Copy the following material verbatim, line for line.

▶ **Materials provided**:
'''

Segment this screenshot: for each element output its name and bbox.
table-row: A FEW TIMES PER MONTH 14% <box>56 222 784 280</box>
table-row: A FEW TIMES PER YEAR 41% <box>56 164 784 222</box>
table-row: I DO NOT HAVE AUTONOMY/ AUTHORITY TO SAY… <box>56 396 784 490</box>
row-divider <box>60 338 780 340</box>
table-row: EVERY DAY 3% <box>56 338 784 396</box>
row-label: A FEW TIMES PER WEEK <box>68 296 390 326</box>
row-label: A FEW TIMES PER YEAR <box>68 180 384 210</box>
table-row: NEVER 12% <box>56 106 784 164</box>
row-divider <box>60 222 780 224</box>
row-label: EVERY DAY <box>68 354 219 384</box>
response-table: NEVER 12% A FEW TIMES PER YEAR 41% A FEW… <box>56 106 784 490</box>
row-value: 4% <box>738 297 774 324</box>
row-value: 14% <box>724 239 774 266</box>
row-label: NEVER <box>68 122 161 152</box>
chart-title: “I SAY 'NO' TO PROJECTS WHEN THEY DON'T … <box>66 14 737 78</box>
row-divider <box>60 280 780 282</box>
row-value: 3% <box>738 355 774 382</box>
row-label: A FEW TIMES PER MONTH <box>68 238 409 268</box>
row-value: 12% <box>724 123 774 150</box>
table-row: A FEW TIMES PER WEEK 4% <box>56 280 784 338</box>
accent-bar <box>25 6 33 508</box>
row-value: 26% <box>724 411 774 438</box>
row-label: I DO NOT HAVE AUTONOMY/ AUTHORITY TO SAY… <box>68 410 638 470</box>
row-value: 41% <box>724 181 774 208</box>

'''

▶ **Exercise answer**:
Segment this screenshot: for each element output its name and bbox.
table-row: A FEW TIMES PER MONTH 14% <box>56 222 784 280</box>
table-row: A FEW TIMES PER YEAR 41% <box>56 164 784 222</box>
table-row: I DO NOT HAVE AUTONOMY/ AUTHORITY TO SAY… <box>56 396 784 490</box>
row-divider <box>60 338 780 340</box>
table-row: EVERY DAY 3% <box>56 338 784 396</box>
row-label: A FEW TIMES PER WEEK <box>68 296 390 326</box>
row-label: A FEW TIMES PER YEAR <box>68 180 384 210</box>
table-row: NEVER 12% <box>56 106 784 164</box>
row-divider <box>60 222 780 224</box>
row-label: EVERY DAY <box>68 354 219 384</box>
response-table: NEVER 12% A FEW TIMES PER YEAR 41% A FEW… <box>56 106 784 490</box>
row-value: 4% <box>738 297 774 324</box>
row-value: 14% <box>724 239 774 266</box>
row-label: NEVER <box>68 122 161 152</box>
chart-title: “I SAY 'NO' TO PROJECTS WHEN THEY DON'T … <box>66 14 737 78</box>
row-divider <box>60 280 780 282</box>
row-value: 3% <box>738 355 774 382</box>
row-label: A FEW TIMES PER MONTH <box>68 238 409 268</box>
row-value: 12% <box>724 123 774 150</box>
table-row: A FEW TIMES PER WEEK 4% <box>56 280 784 338</box>
accent-bar <box>25 6 33 508</box>
row-value: 26% <box>724 411 774 438</box>
row-label: I DO NOT HAVE AUTONOMY/ AUTHORITY TO SAY… <box>68 410 638 470</box>
row-value: 41% <box>724 181 774 208</box>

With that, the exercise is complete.